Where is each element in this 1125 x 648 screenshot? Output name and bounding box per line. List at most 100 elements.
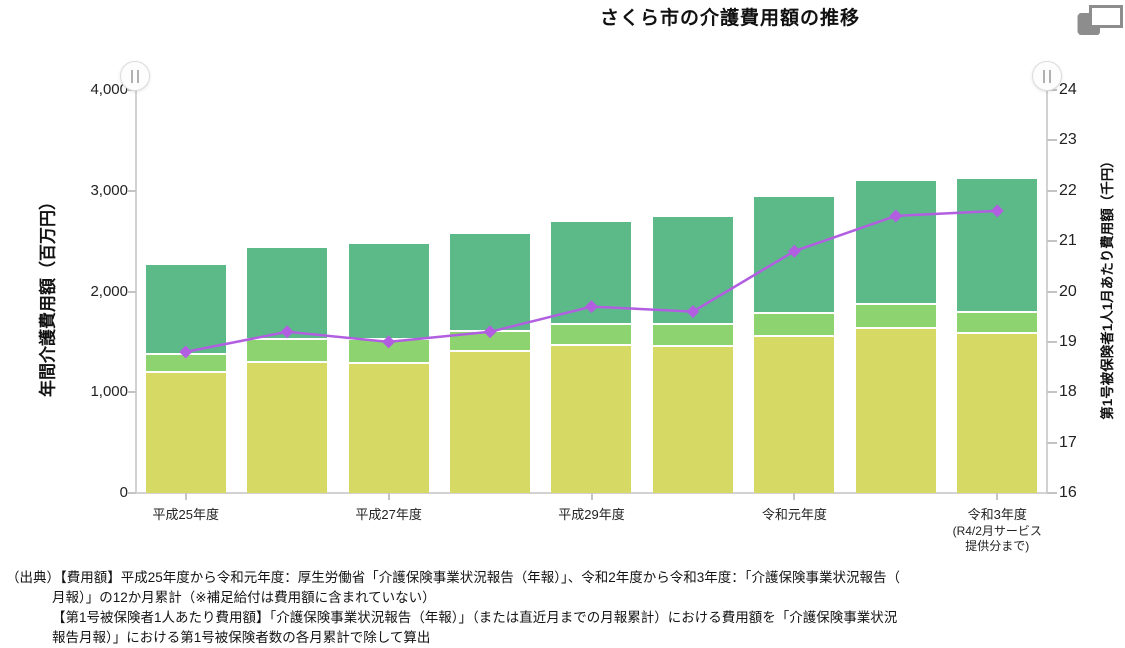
- stacked-bar: [957, 90, 1038, 493]
- y-axis-right-tick: [1047, 290, 1057, 293]
- y-axis-right-tick: [1047, 189, 1057, 192]
- presentation-screen-icon[interactable]: [1077, 5, 1123, 37]
- bar-segment-top-segment[interactable]: [551, 222, 632, 326]
- stacked-bar: [145, 90, 226, 493]
- y-axis-range-handle-left[interactable]: [120, 61, 150, 91]
- y-axis-right-tick-label: 21: [1059, 232, 1077, 250]
- plot-area: [135, 90, 1048, 493]
- grip-icon: [1043, 69, 1045, 83]
- source-note-line: （出典）【費用額】平成25年度から令和元年度：厚生労働省「介護保険事業状況報告（…: [6, 570, 901, 585]
- stacked-bar: [450, 90, 531, 493]
- stacked-bar: [551, 90, 632, 493]
- bar-segment-bottom-segment[interactable]: [652, 346, 733, 493]
- bar-segment-bottom-segment[interactable]: [247, 363, 328, 493]
- bar-band: [135, 90, 236, 493]
- x-axis-label: 令和3年度 (R4/2月サービス 提供分まで): [912, 504, 1082, 554]
- y-axis-right-tick-label: 23: [1059, 131, 1077, 149]
- y-axis-right-tick: [1047, 240, 1057, 243]
- y-axis-left-tick-label: 4,000: [90, 81, 128, 98]
- bar-segment-middle-segment[interactable]: [754, 313, 835, 337]
- y-axis-right-tick-label: 24: [1059, 81, 1077, 98]
- y-axis-range-handle-right[interactable]: [1032, 61, 1062, 91]
- source-note-line: 月報）」の12か月累計（※補足給付は費用額に含まれていない）: [52, 590, 436, 605]
- bar-segment-top-segment[interactable]: [957, 178, 1038, 313]
- grip-icon: [1049, 69, 1051, 83]
- y-axis-left-tick: [127, 391, 136, 394]
- bar-band: [642, 90, 743, 493]
- bar-segment-middle-segment[interactable]: [855, 304, 936, 329]
- x-axis-label-text: 平成27年度: [355, 507, 422, 522]
- bar-segment-middle-segment[interactable]: [450, 332, 531, 352]
- bar-segment-middle-segment[interactable]: [957, 312, 1038, 334]
- x-axis-tick: [590, 493, 593, 500]
- bar-segment-top-segment[interactable]: [450, 234, 531, 333]
- y-axis-right-tick-label: 17: [1059, 433, 1077, 451]
- y-axis-right-tick: [1047, 492, 1057, 494]
- bar-segment-top-segment[interactable]: [754, 196, 835, 314]
- x-axis-tick: [387, 493, 390, 500]
- bar-segment-middle-segment[interactable]: [348, 340, 429, 365]
- bar-segment-top-segment[interactable]: [247, 248, 328, 341]
- bar-band: [439, 90, 540, 493]
- y-axis-right-tick: [1047, 441, 1057, 444]
- x-axis-label: 平成25年度: [101, 504, 271, 523]
- y-axis-left-tick-label: 3,000: [90, 181, 128, 199]
- bar-segment-middle-segment[interactable]: [145, 355, 226, 374]
- bar-band: [744, 90, 845, 493]
- y-axis-right-tick-label: 22: [1059, 181, 1077, 199]
- bar-segment-bottom-segment[interactable]: [855, 328, 936, 493]
- stacked-bar: [247, 90, 328, 493]
- x-axis-sublabel: (R4/2月サービス 提供分まで): [952, 524, 1042, 553]
- stacked-bar: [348, 90, 429, 493]
- y-axis-right-tick-label: 18: [1059, 383, 1077, 401]
- bar-segment-bottom-segment[interactable]: [957, 333, 1038, 493]
- y-axis-left-tick: [127, 290, 136, 293]
- bar-band: [947, 90, 1048, 493]
- x-axis-label-text: 令和元年度: [761, 507, 827, 522]
- y-axis-right-title: 第1号被保険者1人1月あたり費用額（千円）: [1100, 154, 1115, 420]
- bar-band: [541, 90, 642, 493]
- bar-segment-middle-segment[interactable]: [247, 340, 328, 364]
- bar-segment-bottom-segment[interactable]: [450, 351, 531, 493]
- x-axis-label-text: 平成29年度: [558, 507, 625, 522]
- x-axis-tick: [996, 493, 999, 500]
- y-axis-left-tick: [127, 189, 136, 192]
- stacked-bar: [754, 90, 835, 493]
- bar-segment-bottom-segment[interactable]: [145, 373, 226, 493]
- x-axis-label: 平成27年度: [304, 504, 474, 523]
- x-axis-label-text: 令和3年度: [967, 507, 1027, 522]
- bars-container: [135, 90, 1048, 493]
- bar-band: [236, 90, 337, 493]
- bar-segment-top-segment[interactable]: [855, 181, 936, 305]
- bar-segment-bottom-segment[interactable]: [348, 364, 429, 493]
- y-axis-right-tick: [1047, 391, 1057, 394]
- grip-icon: [131, 69, 133, 83]
- y-axis-left-tick-label: 0: [119, 484, 128, 501]
- stacked-bar: [652, 90, 733, 493]
- x-axis-label-text: 平成25年度: [152, 507, 219, 522]
- bar-segment-top-segment[interactable]: [652, 216, 733, 326]
- y-axis-left-tick: [127, 492, 136, 494]
- x-axis-tick: [793, 493, 796, 500]
- y-axis-left-tick-label: 1,000: [90, 383, 128, 401]
- y-axis-right-tick-label: 16: [1059, 484, 1077, 501]
- y-axis-right-tick-label: 19: [1059, 332, 1077, 350]
- bar-segment-bottom-segment[interactable]: [551, 345, 632, 493]
- screen-icon-front: [1089, 5, 1123, 28]
- bar-segment-middle-segment[interactable]: [551, 325, 632, 346]
- x-axis-tick: [184, 493, 187, 500]
- bar-band: [338, 90, 439, 493]
- y-axis-right-tick: [1047, 340, 1057, 343]
- chart-title: さくら市の介護費用額の推移: [599, 8, 860, 29]
- source-note: （出典）【費用額】平成25年度から令和元年度：厚生労働省「介護保険事業状況報告（…: [6, 568, 1121, 648]
- grip-icon: [137, 69, 139, 83]
- stacked-bar: [855, 90, 936, 493]
- bar-segment-middle-segment[interactable]: [652, 325, 733, 347]
- bar-band: [845, 90, 946, 493]
- bar-segment-top-segment[interactable]: [145, 265, 226, 356]
- bar-segment-bottom-segment[interactable]: [754, 336, 835, 493]
- source-note-line: 【第1号被保険者1人あたり費用額】「介護保険事業状況報告（年報）」（または直近月…: [52, 610, 898, 625]
- x-axis-label: 令和元年度: [709, 504, 879, 523]
- bar-segment-top-segment[interactable]: [348, 243, 429, 341]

━━━━━━━━━━━━━━━━━━━━━━━━━━━━━━

> _Exercise details_
Locate each line of the listing above that contains the string "title" and copy those lines out in full.

> _Solution_
- y-axis-right-title: 第1号被保険者1人1月あたり費用額（千円）: [1100, 154, 1115, 420]
- chart-title: さくら市の介護費用額の推移: [599, 8, 860, 29]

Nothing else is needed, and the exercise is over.